▸ WHAT TO WORK ON
Retype every entry in its entirety, without alteration.

▸ DATASET EXTRACT
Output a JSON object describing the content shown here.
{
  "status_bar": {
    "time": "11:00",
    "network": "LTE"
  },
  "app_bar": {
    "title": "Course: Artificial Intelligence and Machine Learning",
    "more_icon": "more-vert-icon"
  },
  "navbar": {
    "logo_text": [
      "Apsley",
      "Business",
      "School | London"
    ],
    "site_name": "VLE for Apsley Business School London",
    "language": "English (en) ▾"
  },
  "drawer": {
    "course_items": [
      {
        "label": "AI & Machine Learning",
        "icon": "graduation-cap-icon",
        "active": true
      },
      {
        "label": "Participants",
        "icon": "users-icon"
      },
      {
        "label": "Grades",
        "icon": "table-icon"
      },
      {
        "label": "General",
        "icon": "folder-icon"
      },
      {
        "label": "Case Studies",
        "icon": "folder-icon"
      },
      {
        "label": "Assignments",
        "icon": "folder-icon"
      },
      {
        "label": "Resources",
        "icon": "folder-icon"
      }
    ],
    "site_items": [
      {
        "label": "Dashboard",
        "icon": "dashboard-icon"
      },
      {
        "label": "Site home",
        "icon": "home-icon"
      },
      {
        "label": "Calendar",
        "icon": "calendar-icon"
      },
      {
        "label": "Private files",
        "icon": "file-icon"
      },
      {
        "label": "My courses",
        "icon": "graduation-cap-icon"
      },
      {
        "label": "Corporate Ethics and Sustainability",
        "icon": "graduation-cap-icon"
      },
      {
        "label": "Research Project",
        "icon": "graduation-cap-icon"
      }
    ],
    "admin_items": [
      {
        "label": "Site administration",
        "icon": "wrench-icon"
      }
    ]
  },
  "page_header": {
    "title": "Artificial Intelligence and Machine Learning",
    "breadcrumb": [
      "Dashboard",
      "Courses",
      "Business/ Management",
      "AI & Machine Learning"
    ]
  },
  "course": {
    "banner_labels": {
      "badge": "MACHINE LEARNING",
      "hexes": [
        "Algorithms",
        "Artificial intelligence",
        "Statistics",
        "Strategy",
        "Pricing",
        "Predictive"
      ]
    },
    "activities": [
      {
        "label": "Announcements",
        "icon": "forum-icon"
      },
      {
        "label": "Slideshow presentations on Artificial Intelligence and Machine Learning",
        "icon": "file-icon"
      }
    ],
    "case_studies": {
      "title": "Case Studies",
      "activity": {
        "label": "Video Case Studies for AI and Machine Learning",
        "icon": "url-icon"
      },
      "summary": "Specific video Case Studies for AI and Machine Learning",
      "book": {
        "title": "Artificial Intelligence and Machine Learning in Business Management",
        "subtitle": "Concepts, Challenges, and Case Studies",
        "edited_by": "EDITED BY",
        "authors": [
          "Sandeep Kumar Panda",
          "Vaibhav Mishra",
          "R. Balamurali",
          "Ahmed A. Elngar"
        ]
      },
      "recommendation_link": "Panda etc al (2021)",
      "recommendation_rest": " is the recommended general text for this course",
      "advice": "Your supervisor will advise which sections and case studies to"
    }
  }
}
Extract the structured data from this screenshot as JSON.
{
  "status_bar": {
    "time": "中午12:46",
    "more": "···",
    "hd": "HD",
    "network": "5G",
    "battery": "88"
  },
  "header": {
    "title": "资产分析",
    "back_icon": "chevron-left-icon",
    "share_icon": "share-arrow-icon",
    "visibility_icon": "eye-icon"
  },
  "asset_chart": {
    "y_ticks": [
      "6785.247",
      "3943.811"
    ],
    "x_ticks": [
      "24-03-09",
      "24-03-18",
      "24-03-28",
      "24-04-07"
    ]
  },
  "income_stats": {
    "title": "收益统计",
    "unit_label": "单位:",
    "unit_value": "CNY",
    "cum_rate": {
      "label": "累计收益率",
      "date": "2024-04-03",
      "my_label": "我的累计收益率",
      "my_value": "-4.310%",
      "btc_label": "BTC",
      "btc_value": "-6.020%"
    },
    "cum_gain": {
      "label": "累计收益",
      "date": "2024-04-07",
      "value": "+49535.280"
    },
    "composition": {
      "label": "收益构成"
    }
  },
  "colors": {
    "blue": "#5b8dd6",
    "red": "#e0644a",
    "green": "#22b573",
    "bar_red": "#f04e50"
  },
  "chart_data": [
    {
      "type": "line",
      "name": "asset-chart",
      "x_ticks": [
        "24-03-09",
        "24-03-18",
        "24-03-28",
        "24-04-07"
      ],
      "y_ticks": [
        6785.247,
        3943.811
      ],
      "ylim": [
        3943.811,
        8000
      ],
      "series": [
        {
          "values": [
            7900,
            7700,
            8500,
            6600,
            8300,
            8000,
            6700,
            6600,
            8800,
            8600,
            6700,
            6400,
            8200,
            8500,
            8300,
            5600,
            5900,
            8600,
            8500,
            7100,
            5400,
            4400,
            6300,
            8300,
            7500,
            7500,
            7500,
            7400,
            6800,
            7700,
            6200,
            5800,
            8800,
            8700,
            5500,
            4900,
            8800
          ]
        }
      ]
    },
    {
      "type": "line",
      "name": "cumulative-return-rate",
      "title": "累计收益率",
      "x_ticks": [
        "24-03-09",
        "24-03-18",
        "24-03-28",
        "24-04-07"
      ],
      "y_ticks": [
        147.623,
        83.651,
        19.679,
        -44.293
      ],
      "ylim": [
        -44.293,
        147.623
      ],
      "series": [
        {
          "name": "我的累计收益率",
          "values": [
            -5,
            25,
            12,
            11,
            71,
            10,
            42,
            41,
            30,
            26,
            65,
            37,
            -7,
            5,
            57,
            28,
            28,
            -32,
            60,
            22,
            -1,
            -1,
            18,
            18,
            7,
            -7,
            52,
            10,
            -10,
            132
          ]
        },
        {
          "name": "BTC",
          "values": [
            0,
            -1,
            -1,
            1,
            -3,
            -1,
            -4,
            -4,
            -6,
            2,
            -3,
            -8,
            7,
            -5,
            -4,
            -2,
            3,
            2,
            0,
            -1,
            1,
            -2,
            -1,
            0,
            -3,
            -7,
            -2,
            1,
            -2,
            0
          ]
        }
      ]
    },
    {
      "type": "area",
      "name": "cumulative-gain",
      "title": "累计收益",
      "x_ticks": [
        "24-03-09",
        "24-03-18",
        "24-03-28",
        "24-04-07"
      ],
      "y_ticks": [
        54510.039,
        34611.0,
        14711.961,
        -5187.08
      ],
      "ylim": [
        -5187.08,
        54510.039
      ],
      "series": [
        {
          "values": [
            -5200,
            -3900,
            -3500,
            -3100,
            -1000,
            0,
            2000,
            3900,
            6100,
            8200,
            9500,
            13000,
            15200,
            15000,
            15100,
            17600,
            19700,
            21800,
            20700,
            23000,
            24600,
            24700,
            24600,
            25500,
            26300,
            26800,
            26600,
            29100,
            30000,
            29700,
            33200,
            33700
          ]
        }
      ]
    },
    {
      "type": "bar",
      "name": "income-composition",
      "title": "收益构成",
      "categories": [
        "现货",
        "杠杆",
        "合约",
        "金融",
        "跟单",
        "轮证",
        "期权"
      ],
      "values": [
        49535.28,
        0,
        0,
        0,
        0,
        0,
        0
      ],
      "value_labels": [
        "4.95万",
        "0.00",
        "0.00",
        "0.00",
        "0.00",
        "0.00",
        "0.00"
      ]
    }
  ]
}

▸ OUTPUT OF THE TASK
Output a JSON object describing the content shown here.
{
  "status_bar": {
    "time": "11:00",
    "network": "LTE"
  },
  "app_bar": {
    "title": "Course: Artificial Intelligence and Machine Learning",
    "more_icon": "more-vert-icon"
  },
  "navbar": {
    "logo_text": [
      "Apsley",
      "Business",
      "School | London"
    ],
    "site_name": "VLE for Apsley Business School London",
    "language": "English (en) ▾"
  },
  "drawer": {
    "course_items": [
      {
        "label": "AI & Machine Learning",
        "icon": "graduation-cap-icon",
        "active": true
      },
      {
        "label": "Participants",
        "icon": "users-icon"
      },
      {
        "label": "Grades",
        "icon": "table-icon"
      },
      {
        "label": "General",
        "icon": "folder-icon"
      },
      {
        "label": "Case Studies",
        "icon": "folder-icon"
      },
      {
        "label": "Assignments",
        "icon": "folder-icon"
      },
      {
        "label": "Resources",
        "icon": "folder-icon"
      }
    ],
    "site_items": [
      {
        "label": "Dashboard",
        "icon": "dashboard-icon"
      },
      {
        "label": "Site home",
        "icon": "home-icon"
      },
      {
        "label": "Calendar",
        "icon": "calendar-icon"
      },
      {
        "label": "Private files",
        "icon": "file-icon"
      },
      {
        "label": "My courses",
        "icon": "graduation-cap-icon"
      },
      {
        "label": "Corporate Ethics and Sustainability",
        "icon": "graduation-cap-icon"
      },
      {
        "label": "Research Project",
        "icon": "graduation-cap-icon"
      }
    ],
    "admin_items": [
      {
        "label": "Site administration",
        "icon": "wrench-icon"
      }
    ]
  },
  "page_header": {
    "title": "Artificial Intelligence and Machine Learning",
    "breadcrumb": [
      "Dashboard",
      "Courses",
      "Business/ Management",
      "AI & Machine Learning"
    ]
  },
  "course": {
    "banner_labels": {
      "badge": "MACHINE LEARNING",
      "hexes": [
        "Algorithms",
        "Artificial intelligence",
        "Statistics",
        "Strategy",
        "Pricing",
        "Predictive"
      ]
    },
    "activities": [
      {
        "label": "Announcements",
        "icon": "forum-icon"
      },
      {
        "label": "Slideshow presentations on Artificial Intelligence and Machine Learning",
        "icon": "file-icon"
      }
    ],
    "case_studies": {
      "title": "Case Studies",
      "activity": {
        "label": "Video Case Studies for AI and Machine Learning",
        "icon": "url-icon"
      },
      "summary": "Specific video Case Studies for AI and Machine Learning",
      "book": {
        "title": "Artificial Intelligence and Machine Learning in Business Management",
        "subtitle": "Concepts, Challenges, and Case Studies",
        "edited_by": "EDITED BY",
        "authors": [
          "Sandeep Kumar Panda",
          "Vaibhav Mishra",
          "R. Balamurali",
          "Ahmed A. Elngar"
        ]
      },
      "recommendation_link": "Panda etc al (2021)",
      "recommendation_rest": " is the recommended general text for this course",
      "advice": "Your supervisor will advise which sections and case studies to"
    }
  }
}
Extract the structured data from this screenshot as JSON.
{
  "status_bar": {
    "time": "中午12:46",
    "more": "···",
    "hd": "HD",
    "network": "5G",
    "battery": "88"
  },
  "header": {
    "title": "资产分析",
    "back_icon": "chevron-left-icon",
    "share_icon": "share-arrow-icon",
    "visibility_icon": "eye-icon"
  },
  "asset_chart": {
    "y_ticks": [
      "6785.247",
      "3943.811"
    ],
    "x_ticks": [
      "24-03-09",
      "24-03-18",
      "24-03-28",
      "24-04-07"
    ]
  },
  "income_stats": {
    "title": "收益统计",
    "unit_label": "单位:",
    "unit_value": "CNY",
    "cum_rate": {
      "label": "累计收益率",
      "date": "2024-04-03",
      "my_label": "我的累计收益率",
      "my_value": "-4.310%",
      "btc_label": "BTC",
      "btc_value": "-6.020%"
    },
    "cum_gain": {
      "label": "累计收益",
      "date": "2024-04-07",
      "value": "+49535.280"
    },
    "composition": {
      "label": "收益构成"
    }
  },
  "colors": {
    "blue": "#5b8dd6",
    "red": "#e0644a",
    "green": "#22b573",
    "bar_red": "#f04e50"
  },
  "chart_data": [
    {
      "type": "line",
      "name": "asset-chart",
      "x_ticks": [
        "24-03-09",
        "24-03-18",
        "24-03-28",
        "24-04-07"
      ],
      "y_ticks": [
        6785.247,
        3943.811
      ],
      "ylim": [
        3943.811,
        8000
      ],
      "series": [
        {
          "values": [
            7900,
            7700,
            8500,
            6600,
            8300,
            8000,
            6700,
            6600,
            8800,
            8600,
            6700,
            6400,
            8200,
            8500,
            8300,
            5600,
            5900,
            8600,
            8500,
            7100,
            5400,
            4400,
            6300,
            8300,
            7500,
            7500,
            7500,
            7400,
            6800,
            7700,
            6200,
            5800,
            8800,
            8700,
            5500,
            4900,
            8800
          ]
        }
      ]
    },
    {
      "type": "line",
      "name": "cumulative-return-rate",
      "title": "累计收益率",
      "x_ticks": [
        "24-03-09",
        "24-03-18",
        "24-03-28",
        "24-04-07"
      ],
      "y_ticks": [
        147.623,
        83.651,
        19.679,
        -44.293
      ],
      "ylim": [
        -44.293,
        147.623
      ],
      "series": [
        {
          "name": "我的累计收益率",
          "values": [
            -5,
            25,
            12,
            11,
            71,
            10,
            42,
            41,
            30,
            26,
            65,
            37,
            -7,
            5,
            57,
            28,
            28,
            -32,
            60,
            22,
            -1,
            -1,
            18,
            18,
            7,
            -7,
            52,
            10,
            -10,
            132
          ]
        },
        {
          "name": "BTC",
          "values": [
            0,
            -1,
            -1,
            1,
            -3,
            -1,
            -4,
            -4,
            -6,
            2,
            -3,
            -8,
            7,
            -5,
            -4,
            -2,
            3,
            2,
            0,
            -1,
            1,
            -2,
            -1,
            0,
            -3,
            -7,
            -2,
            1,
            -2,
            0
          ]
        }
      ]
    },
    {
      "type": "area",
      "name": "cumulative-gain",
      "title": "累计收益",
      "x_ticks": [
        "24-03-09",
        "24-03-18",
        "24-03-28",
        "24-04-07"
      ],
      "y_ticks": [
        54510.039,
        34611.0,
        14711.961,
        -5187.08
      ],
      "ylim": [
        -5187.08,
        54510.039
      ],
      "series": [
        {
          "values": [
            -5200,
            -3900,
            -3500,
            -3100,
            -1000,
            0,
            2000,
            3900,
            6100,
            8200,
            9500,
            13000,
            15200,
            15000,
            15100,
            17600,
            19700,
            21800,
            20700,
            23000,
            24600,
            24700,
            24600,
            25500,
            26300,
            26800,
            26600,
            29100,
            30000,
            29700,
            33200,
            33700
          ]
        }
      ]
    },
    {
      "type": "bar",
      "name": "income-composition",
      "title": "收益构成",
      "categories": [
        "现货",
        "杠杆",
        "合约",
        "金融",
        "跟单",
        "轮证",
        "期权"
      ],
      "values": [
        49535.28,
        0,
        0,
        0,
        0,
        0,
        0
      ],
      "value_labels": [
        "4.95万",
        "0.00",
        "0.00",
        "0.00",
        "0.00",
        "0.00",
        "0.00"
      ]
    }
  ]
}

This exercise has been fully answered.